(Entries from a dataset)

>> START

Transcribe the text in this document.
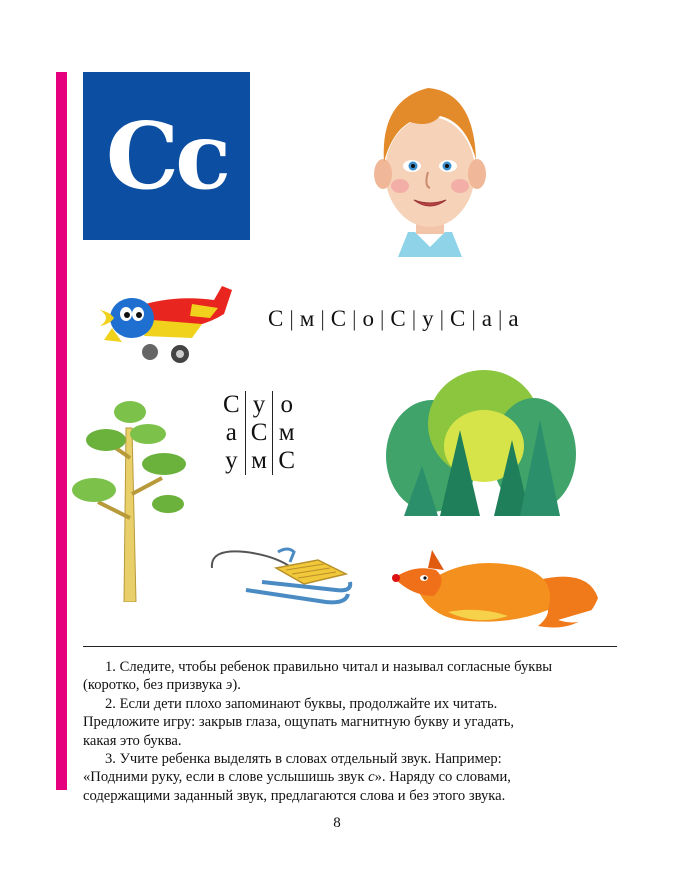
Сс
С | м | С | о | С | у | С | а | а
С	у	о
а	С	м
у	м	С

1. Следите, чтобы ребенок правильно читал и называл согласные буквы

(коротко, без призвука э).

2. Если дети плохо запоминают буквы, продолжайте их читать.

Предложите игру: закрыв глаза, ощупать магнитную букву и угадать,

какая это буква.

3. Учите ребенка выделять в словах отдельный звук. Например:

«Подними руку, если в слове услышишь звук с». Наряду со словами,

содержащими заданный звук, предлагаются слова и без этого звука.

8
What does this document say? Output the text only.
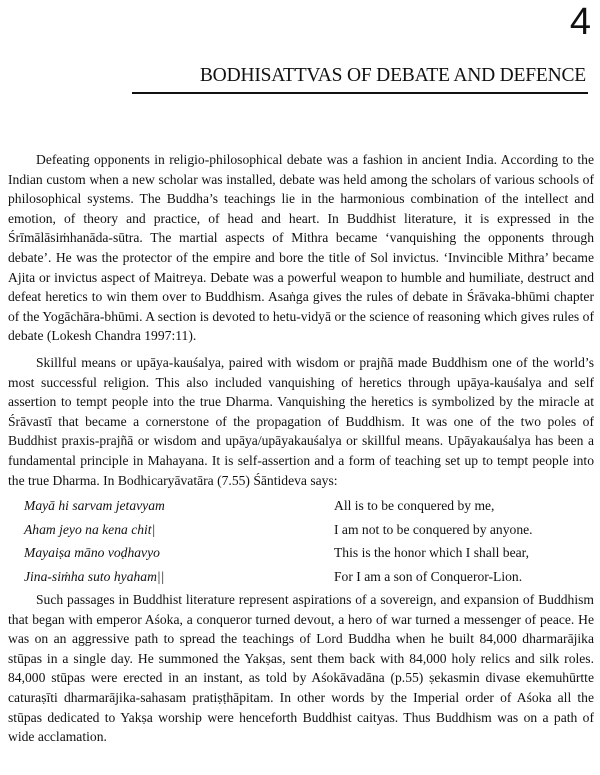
4
BODHISATTVAS OF DEBATE AND DEFENCE

Defeating opponents in religio-philosophical debate was a fashion in ancient India. According to the Indian custom when a new scholar was installed, debate was held among the scholars of various schools of philosophical systems. The Buddha’s teachings lie in the harmonious combination of the intellect and emotion, of theory and practice, of head and heart. In Buddhist literature, it is expressed in the Śrīmālāsiṁhanāda-sūtra. The martial aspects of Mithra became ‘vanquishing the opponents through debate’. He was the protector of the empire and bore the title of Sol invictus. ‘Invincible Mithra’ became Ajita or invictus aspect of Maitreya. Debate was a powerful weapon to humble and humiliate, destruct and defeat heretics to win them over to Buddhism. Asaṅga gives the rules of debate in Śrāvaka-bhūmi chapter of the Yogāchāra-bhūmi. A section is devoted to hetu-vidyā or the science of reasoning which gives rules of debate (Lokesh Chandra 1997:11).

Skillful means or upāya-kauśalya, paired with wisdom or prajñā made Buddhism one of the world’s most successful religion. This also included vanquishing of heretics through upāya-kauśalya and self assertion to tempt people into the true Dharma. Vanquishing the heretics is symbolized by the miracle at Śrāvastī that became a cornerstone of the propagation of Buddhism. It was one of the two poles of Buddhist praxis-prajñā or wisdom and upāya/upāyakauśalya or skillful means. Upāyakauśalya has been a fundamental principle in Mahayana. It is self-assertion and a form of teaching set up to tempt people into the true Dharma. In Bodhicaryāvatāra (7.55) Śāntideva says:

Mayā hi sarvam jetavyam	All is to be conquered by me,
Aham jeyo na kena chit|	I am not to be conquered by anyone.
Mayaiṣa māno voḍhavyo	This is the honor which I shall bear,
Jina-siṁha suto hyaham||	For I am a son of Conqueror-Lion.

Such passages in Buddhist literature represent aspirations of a sovereign, and expansion of Buddhism that began with emperor Aśoka, a conqueror turned devout, a hero of war turned a messenger of peace. He was on an aggressive path to spread the teachings of Lord Buddha when he built 84,000 dharmarājika stūpas in a single day. He summoned the Yakṣas, sent them back with 84,000 holy relics and silk roles. 84,000 stūpas were erected in an instant, as told by Aśokāvadāna (p.55) ṣekasmin divase ekemuhūrtte caturaṣīti dharmarājika-sahasam pratiṣṭhāpitam. In other words by the Imperial order of Aśoka all the stūpas dedicated to Yakṣa worship were henceforth Buddhist caityas. Thus Buddhism was on a path of wide acclamation.
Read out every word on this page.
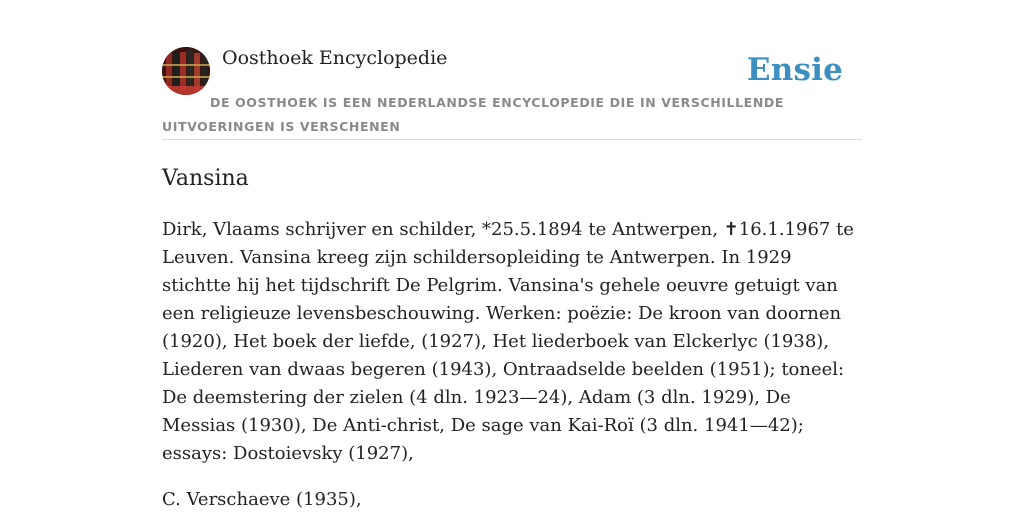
Oosthoek Encyclopedie	Ensie

DE OOSTHOEK IS EEN NEDERLANDSE ENCYCLOPEDIE DIE IN VERSCHILLENDE UITVOERINGEN IS VERSCHENEN

Vansina

Dirk, Vlaams schrijver en schilder, *25.5.1894 te Antwerpen, ✝16.1.1967 te Leuven. Vansina kreeg zijn schildersopleiding te Antwerpen. In 1929 stichtte hij het tijdschrift De Pelgrim. Vansina's gehele oeuvre getuigt van een religieuze levensbeschouwing. Werken: poëzie: De kroon van doornen (1920), Het boek der liefde, (1927), Het liederboek van Elckerlyc (1938), Liederen van dwaas begeren (1943), Ontraadselde beelden (1951); toneel: De deemstering der zielen (4 dln. 1923—24), Adam (3 dln. 1929), De Messias (1930), De Anti-christ, De sage van Kai-Roï (3 dln. 1941—42); essays: Dostoievsky (1927),

C. Verschaeve (1935),
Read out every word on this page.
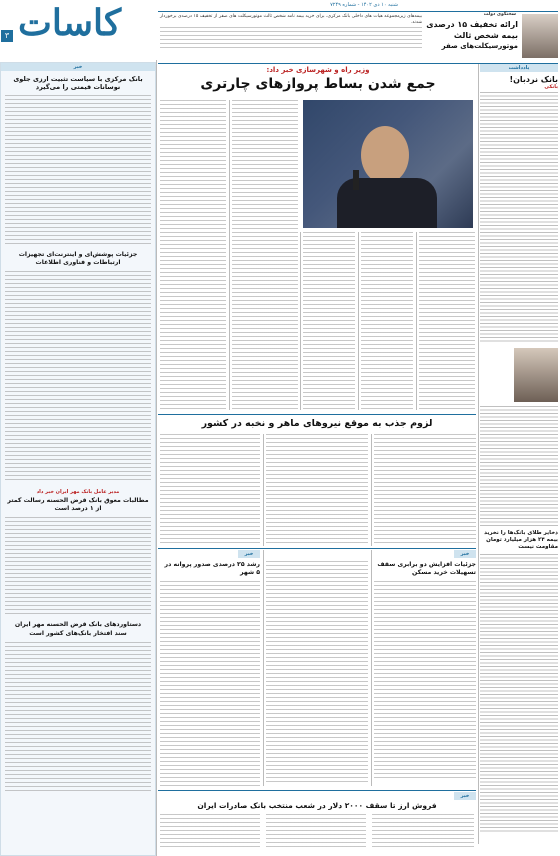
کاسات
۳
شنبه ۱۰ دی ۱۴۰۲ - شماره ۷۲۴۹
بیمه‌های زیرمجموعه هیات های داخلی بانک مرکزی، برای خرید بیمه نامه شخص ثالث موتورسیکلت های صفر از تخفیف ۱۵ درصدی برخوردار شدند.
سخنگوی دولت
ارائه تخفیف ۱۵ درصدی
بیمه شخص ثالث
موتورسیکلت‌های صفر
وزیر راه و شهرسازی خبر داد:
جمع شدن بساط پروازهای چارتری
یادداشت
بانک نردبان!
بانکی
ذخایر طلای بانک‌ها را نخرید بیمه ۲۴ هزار میلیارد تومان مقاومت نیست
لزوم جذب به موقع نیروهای ماهر و نخبه در کشور
خبر
جزئیات افزایش دو برابری سقف تسهیلات خرید مسکن
خبر
رشد ۲۵ درصدی صدور پروانه در ۵ شهر
خبر
فروش ارز تا سقف ۲۰۰۰ دلار در شعب منتخب بانک صادرات ایران
خبر
بانک مرکزی با سیاست تثبیت ارزی جلوی نوسانات قیمتی را می‌گیرد
جزئیات پوشش‌ای و اینترنت‌ای تجهیزات ارتباطات و فناوری اطلاعات
مدیر عامل بانک مهر ایران خبر داد
مطالبات معوق بانک قرض الحسنه رسالت کمتر از ۱ درصد است
دستاوردهای بانک قرض الحسنه مهر ایران
سند افتخار بانک‌های کشور است
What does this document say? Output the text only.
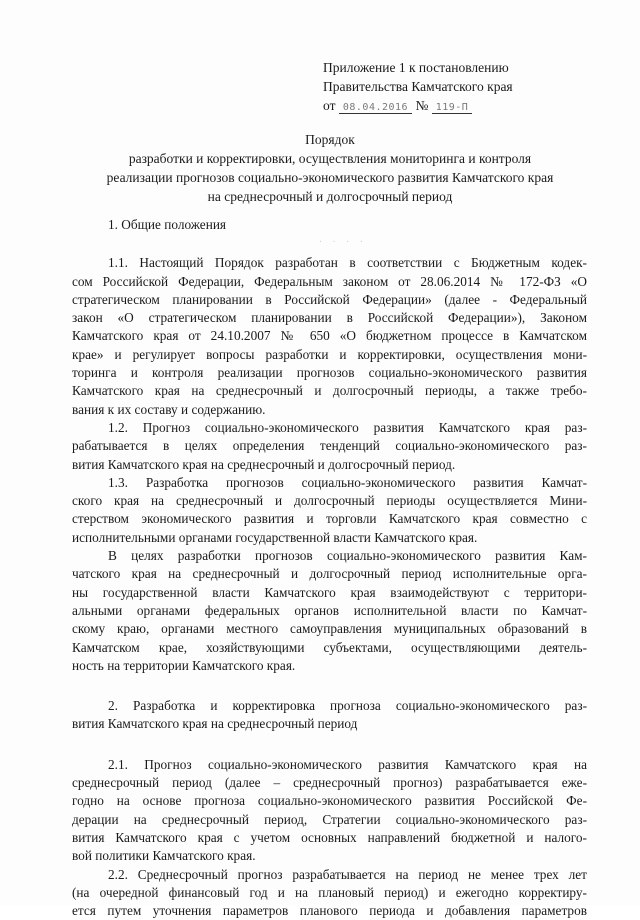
Приложение 1 к постановлению
Правительства Камчатского края
от 08.04.2016 № 119-П
Порядок
разработки и корректировки, осуществления мониторинга и контроля
реализации прогнозов социально-экономического развития Камчатского края
на среднесрочный и долгосрочный период
· · · ·
1. Общие положения
1.1. Настоящий Порядок разработан в соответствии с Бюджетным кодек-
сом Российской Федерации, Федеральным законом от 28.06.2014 № 172-ФЗ «О
стратегическом планировании в Российской Федерации» (далее - Федеральный
закон «О стратегическом планировании в Российской Федерации»), Законом
Камчатского края от 24.10.2007 № 650 «О бюджетном процессе в Камчатском
крае» и регулирует вопросы разработки и корректировки, осуществления мони-
торинга и контроля реализации прогнозов социально-экономического развития
Камчатского края на среднесрочный и долгосрочный периоды, а также требо-
вания к их составу и содержанию.
1.2. Прогноз социально-экономического развития Камчатского края раз-
рабатывается в целях определения тенденций социально-экономического раз-
вития Камчатского края на среднесрочный и долгосрочный период.
1.3. Разработка прогнозов социально-экономического развития Камчат-
ского края на среднесрочный и долгосрочный периоды осуществляется Мини-
стерством экономического развития и торговли Камчатского края совместно с
исполнительными органами государственной власти Камчатского края.
В целях разработки прогнозов социально-экономического развития Кам-
чатского края на среднесрочный и долгосрочный период исполнительные орга-
ны государственной власти Камчатского края взаимодействуют с территори-
альными органами федеральных органов исполнительной власти по Камчат-
скому краю, органами местного самоуправления муниципальных образований в
Камчатском крае, хозяйствующими субъектами, осуществляющими деятель-
ность на территории Камчатского края.
2. Разработка и корректировка прогноза социально-экономического раз-
вития Камчатского края на среднесрочный период
2.1. Прогноз социально-экономического развития Камчатского края на
среднесрочный период (далее – среднесрочный прогноз) разрабатывается еже-
годно на основе прогноза социально-экономического развития Российской Фе-
дерации на среднесрочный период, Стратегии социально-экономического раз-
вития Камчатского края с учетом основных направлений бюджетной и налого-
вой политики Камчатского края.
2.2. Среднесрочный прогноз разрабатывается на период не менее трех лет
(на очередной финансовый год и на плановый период) и ежегодно корректиру-
ется путем уточнения параметров планового периода и добавления параметров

>> END

## [EXERCISE]
Leave the pictures out, and transcribe each of the records exactly.

## [FULL ANSWER]
Transcribe the text in this document.
Сс
С | м | С | о | С | у | С | а | а
С	у	о
а	С	м
у	м	С

1. Следите, чтобы ребенок правильно читал и называл согласные буквы

(коротко, без призвука э).

2. Если дети плохо запоминают буквы, продолжайте их читать.

Предложите игру: закрыв глаза, ощупать магнитную букву и угадать,

какая это буква.

3. Учите ребенка выделять в словах отдельный звук. Например:

«Подними руку, если в слове услышишь звук с». Наряду со словами,

содержащими заданный звук, предлагаются слова и без этого звука.

8
What does this document say? Output the text only.
4
BODHISATTVAS OF DEBATE AND DEFENCE

Defeating opponents in religio-philosophical debate was a fashion in ancient India. According to the Indian custom when a new scholar was installed, debate was held among the scholars of various schools of philosophical systems. The Buddha’s teachings lie in the harmonious combination of the intellect and emotion, of theory and practice, of head and heart. In Buddhist literature, it is expressed in the Śrīmālāsiṁhanāda-sūtra. The martial aspects of Mithra became ‘vanquishing the opponents through debate’. He was the protector of the empire and bore the title of Sol invictus. ‘Invincible Mithra’ became Ajita or invictus aspect of Maitreya. Debate was a powerful weapon to humble and humiliate, destruct and defeat heretics to win them over to Buddhism. Asaṅga gives the rules of debate in Śrāvaka-bhūmi chapter of the Yogāchāra-bhūmi. A section is devoted to hetu-vidyā or the science of reasoning which gives rules of debate (Lokesh Chandra 1997:11).

Skillful means or upāya-kauśalya, paired with wisdom or prajñā made Buddhism one of the world’s most successful religion. This also included vanquishing of heretics through upāya-kauśalya and self assertion to tempt people into the true Dharma. Vanquishing the heretics is symbolized by the miracle at Śrāvastī that became a cornerstone of the propagation of Buddhism. It was one of the two poles of Buddhist praxis-prajñā or wisdom and upāya/upāyakauśalya or skillful means. Upāyakauśalya has been a fundamental principle in Mahayana. It is self-assertion and a form of teaching set up to tempt people into the true Dharma. In Bodhicaryāvatāra (7.55) Śāntideva says:

Mayā hi sarvam jetavyam	All is to be conquered by me,
Aham jeyo na kena chit|	I am not to be conquered by anyone.
Mayaiṣa māno voḍhavyo	This is the honor which I shall bear,
Jina-siṁha suto hyaham||	For I am a son of Conqueror-Lion.

Such passages in Buddhist literature represent aspirations of a sovereign, and expansion of Buddhism that began with emperor Aśoka, a conqueror turned devout, a hero of war turned a messenger of peace. He was on an aggressive path to spread the teachings of Lord Buddha when he built 84,000 dharmarājika stūpas in a single day. He summoned the Yakṣas, sent them back with 84,000 holy relics and silk roles. 84,000 stūpas were erected in an instant, as told by Aśokāvadāna (p.55) ṣekasmin divase ekemuhūrtte caturaṣīti dharmarājika-sahasam pratiṣṭhāpitam. In other words by the Imperial order of Aśoka all the stūpas dedicated to Yakṣa worship were henceforth Buddhist caityas. Thus Buddhism was on a path of wide acclamation.
Read out every word on this page.
Oosthoek Encyclopedie	Ensie

DE OOSTHOEK IS EEN NEDERLANDSE ENCYCLOPEDIE DIE IN VERSCHILLENDE UITVOERINGEN IS VERSCHENEN

Vansina

Dirk, Vlaams schrijver en schilder, *25.5.1894 te Antwerpen, ✝16.1.1967 te Leuven. Vansina kreeg zijn schildersopleiding te Antwerpen. In 1929 stichtte hij het tijdschrift De Pelgrim. Vansina's gehele oeuvre getuigt van een religieuze levensbeschouwing. Werken: poëzie: De kroon van doornen (1920), Het boek der liefde, (1927), Het liederboek van Elckerlyc (1938), Liederen van dwaas begeren (1943), Ontraadselde beelden (1951); toneel: De deemstering der zielen (4 dln. 1923—24), Adam (3 dln. 1929), De Messias (1930), De Anti-christ, De sage van Kai-Roï (3 dln. 1941—42); essays: Dostoievsky (1927),

C. Verschaeve (1935),
Read out every word on this page.
کاسات
۳
شنبه ۱۰ دی ۱۴۰۲ - شماره ۷۲۴۹
بیمه‌های زیرمجموعه هیات های داخلی بانک مرکزی، برای خرید بیمه نامه شخص ثالث موتورسیکلت های صفر از تخفیف ۱۵ درصدی برخوردار شدند.
سخنگوی دولت
ارائه تخفیف ۱۵ درصدی
بیمه شخص ثالث
موتورسیکلت‌های صفر
وزیر راه و شهرسازی خبر داد:
جمع شدن بساط پروازهای چارتری
یادداشت
بانک نردبان!
بانکی
ذخایر طلای بانک‌ها را نخرید بیمه ۲۴ هزار میلیارد تومان مقاومت نیست
لزوم جذب به موقع نیروهای ماهر و نخبه در کشور
خبر
جزئیات افزایش دو برابری سقف تسهیلات خرید مسکن
خبر
رشد ۲۵ درصدی صدور پروانه در ۵ شهر
خبر
فروش ارز تا سقف ۲۰۰۰ دلار در شعب منتخب بانک صادرات ایران
خبر
بانک مرکزی با سیاست تثبیت ارزی جلوی نوسانات قیمتی را می‌گیرد
جزئیات پوشش‌ای و اینترنت‌ای تجهیزات ارتباطات و فناوری اطلاعات
مدیر عامل بانک مهر ایران خبر داد
مطالبات معوق بانک قرض الحسنه رسالت کمتر از ۱ درصد است
دستاوردهای بانک قرض الحسنه مهر ایران
سند افتخار بانک‌های کشور است
What does this document say? Output the text only.
Приложение 1 к постановлению
Правительства Камчатского края
от 08.04.2016 № 119-П
Порядок
разработки и корректировки, осуществления мониторинга и контроля
реализации прогнозов социально-экономического развития Камчатского края
на среднесрочный и долгосрочный период
· · · ·
1. Общие положения
1.1. Настоящий Порядок разработан в соответствии с Бюджетным кодек-
сом Российской Федерации, Федеральным законом от 28.06.2014 № 172-ФЗ «О
стратегическом планировании в Российской Федерации» (далее - Федеральный
закон «О стратегическом планировании в Российской Федерации»), Законом
Камчатского края от 24.10.2007 № 650 «О бюджетном процессе в Камчатском
крае» и регулирует вопросы разработки и корректировки, осуществления мони-
торинга и контроля реализации прогнозов социально-экономического развития
Камчатского края на среднесрочный и долгосрочный периоды, а также требо-
вания к их составу и содержанию.
1.2. Прогноз социально-экономического развития Камчатского края раз-
рабатывается в целях определения тенденций социально-экономического раз-
вития Камчатского края на среднесрочный и долгосрочный период.
1.3. Разработка прогнозов социально-экономического развития Камчат-
ского края на среднесрочный и долгосрочный периоды осуществляется Мини-
стерством экономического развития и торговли Камчатского края совместно с
исполнительными органами государственной власти Камчатского края.
В целях разработки прогнозов социально-экономического развития Кам-
чатского края на среднесрочный и долгосрочный период исполнительные орга-
ны государственной власти Камчатского края взаимодействуют с территори-
альными органами федеральных органов исполнительной власти по Камчат-
скому краю, органами местного самоуправления муниципальных образований в
Камчатском крае, хозяйствующими субъектами, осуществляющими деятель-
ность на территории Камчатского края.
2. Разработка и корректировка прогноза социально-экономического раз-
вития Камчатского края на среднесрочный период
2.1. Прогноз социально-экономического развития Камчатского края на
среднесрочный период (далее – среднесрочный прогноз) разрабатывается еже-
годно на основе прогноза социально-экономического развития Российской Фе-
дерации на среднесрочный период, Стратегии социально-экономического раз-
вития Камчатского края с учетом основных направлений бюджетной и налого-
вой политики Камчатского края.
2.2. Среднесрочный прогноз разрабатывается на период не менее трех лет
(на очередной финансовый год и на плановый период) и ежегодно корректиру-
ется путем уточнения параметров планового периода и добавления параметров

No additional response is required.